* RECORDS SHOWN *

══════

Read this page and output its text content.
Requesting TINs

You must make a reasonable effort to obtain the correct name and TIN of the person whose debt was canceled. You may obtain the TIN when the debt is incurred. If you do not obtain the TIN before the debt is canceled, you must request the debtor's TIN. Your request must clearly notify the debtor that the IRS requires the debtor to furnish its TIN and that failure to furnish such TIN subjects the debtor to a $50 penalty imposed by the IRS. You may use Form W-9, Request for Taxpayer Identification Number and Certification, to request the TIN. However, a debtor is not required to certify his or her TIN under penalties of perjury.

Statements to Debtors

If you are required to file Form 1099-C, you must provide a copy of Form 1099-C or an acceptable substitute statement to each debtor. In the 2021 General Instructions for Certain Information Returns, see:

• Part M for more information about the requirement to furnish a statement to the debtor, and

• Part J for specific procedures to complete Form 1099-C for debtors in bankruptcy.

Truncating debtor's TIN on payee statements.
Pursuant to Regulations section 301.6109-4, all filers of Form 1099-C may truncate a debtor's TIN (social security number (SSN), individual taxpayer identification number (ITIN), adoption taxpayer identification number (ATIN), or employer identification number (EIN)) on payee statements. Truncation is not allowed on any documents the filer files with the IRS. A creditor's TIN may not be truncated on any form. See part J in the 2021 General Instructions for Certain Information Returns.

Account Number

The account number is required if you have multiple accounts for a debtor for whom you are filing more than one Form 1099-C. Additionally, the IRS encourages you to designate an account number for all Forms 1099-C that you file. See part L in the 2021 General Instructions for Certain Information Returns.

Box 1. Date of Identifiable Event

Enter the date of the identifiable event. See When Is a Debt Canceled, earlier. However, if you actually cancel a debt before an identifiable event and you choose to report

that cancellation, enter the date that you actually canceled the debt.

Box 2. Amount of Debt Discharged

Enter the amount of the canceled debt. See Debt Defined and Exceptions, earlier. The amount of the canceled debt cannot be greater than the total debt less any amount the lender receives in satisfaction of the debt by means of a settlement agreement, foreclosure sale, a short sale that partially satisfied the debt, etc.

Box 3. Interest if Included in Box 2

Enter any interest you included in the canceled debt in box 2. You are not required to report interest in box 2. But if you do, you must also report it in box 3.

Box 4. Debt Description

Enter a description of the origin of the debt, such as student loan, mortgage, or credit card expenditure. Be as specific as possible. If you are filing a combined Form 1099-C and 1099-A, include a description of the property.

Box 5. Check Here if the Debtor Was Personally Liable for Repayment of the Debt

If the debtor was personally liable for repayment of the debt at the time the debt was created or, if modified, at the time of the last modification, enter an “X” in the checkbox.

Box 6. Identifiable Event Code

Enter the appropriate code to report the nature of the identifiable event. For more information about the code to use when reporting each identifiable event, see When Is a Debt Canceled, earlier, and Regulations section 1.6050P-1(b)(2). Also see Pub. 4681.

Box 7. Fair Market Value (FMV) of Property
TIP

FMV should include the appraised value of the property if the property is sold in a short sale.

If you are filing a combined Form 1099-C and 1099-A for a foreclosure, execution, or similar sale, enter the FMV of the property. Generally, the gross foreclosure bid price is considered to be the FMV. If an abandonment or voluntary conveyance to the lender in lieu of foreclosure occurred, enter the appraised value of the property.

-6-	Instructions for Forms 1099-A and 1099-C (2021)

══════

From the records above, extract every entry verbatim.

* RESPONSE FOR THIS EXERCISE *
Read this page and output its text content.
Requesting TINs

You must make a reasonable effort to obtain the correct name and TIN of the person whose debt was canceled. You may obtain the TIN when the debt is incurred. If you do not obtain the TIN before the debt is canceled, you must request the debtor's TIN. Your request must clearly notify the debtor that the IRS requires the debtor to furnish its TIN and that failure to furnish such TIN subjects the debtor to a $50 penalty imposed by the IRS. You may use Form W-9, Request for Taxpayer Identification Number and Certification, to request the TIN. However, a debtor is not required to certify his or her TIN under penalties of perjury.

Statements to Debtors

If you are required to file Form 1099-C, you must provide a copy of Form 1099-C or an acceptable substitute statement to each debtor. In the 2021 General Instructions for Certain Information Returns, see:

• Part M for more information about the requirement to furnish a statement to the debtor, and

• Part J for specific procedures to complete Form 1099-C for debtors in bankruptcy.

Truncating debtor's TIN on payee statements.
Pursuant to Regulations section 301.6109-4, all filers of Form 1099-C may truncate a debtor's TIN (social security number (SSN), individual taxpayer identification number (ITIN), adoption taxpayer identification number (ATIN), or employer identification number (EIN)) on payee statements. Truncation is not allowed on any documents the filer files with the IRS. A creditor's TIN may not be truncated on any form. See part J in the 2021 General Instructions for Certain Information Returns.

Account Number

The account number is required if you have multiple accounts for a debtor for whom you are filing more than one Form 1099-C. Additionally, the IRS encourages you to designate an account number for all Forms 1099-C that you file. See part L in the 2021 General Instructions for Certain Information Returns.

Box 1. Date of Identifiable Event

Enter the date of the identifiable event. See When Is a Debt Canceled, earlier. However, if you actually cancel a debt before an identifiable event and you choose to report

that cancellation, enter the date that you actually canceled the debt.

Box 2. Amount of Debt Discharged

Enter the amount of the canceled debt. See Debt Defined and Exceptions, earlier. The amount of the canceled debt cannot be greater than the total debt less any amount the lender receives in satisfaction of the debt by means of a settlement agreement, foreclosure sale, a short sale that partially satisfied the debt, etc.

Box 3. Interest if Included in Box 2

Enter any interest you included in the canceled debt in box 2. You are not required to report interest in box 2. But if you do, you must also report it in box 3.

Box 4. Debt Description

Enter a description of the origin of the debt, such as student loan, mortgage, or credit card expenditure. Be as specific as possible. If you are filing a combined Form 1099-C and 1099-A, include a description of the property.

Box 5. Check Here if the Debtor Was Personally Liable for Repayment of the Debt

If the debtor was personally liable for repayment of the debt at the time the debt was created or, if modified, at the time of the last modification, enter an “X” in the checkbox.

Box 6. Identifiable Event Code

Enter the appropriate code to report the nature of the identifiable event. For more information about the code to use when reporting each identifiable event, see When Is a Debt Canceled, earlier, and Regulations section 1.6050P-1(b)(2). Also see Pub. 4681.

Box 7. Fair Market Value (FMV) of Property
TIP

FMV should include the appraised value of the property if the property is sold in a short sale.

If you are filing a combined Form 1099-C and 1099-A for a foreclosure, execution, or similar sale, enter the FMV of the property. Generally, the gross foreclosure bid price is considered to be the FMV. If an abandonment or voluntary conveyance to the lender in lieu of foreclosure occurred, enter the appraised value of the property.

-6-	Instructions for Forms 1099-A and 1099-C (2021)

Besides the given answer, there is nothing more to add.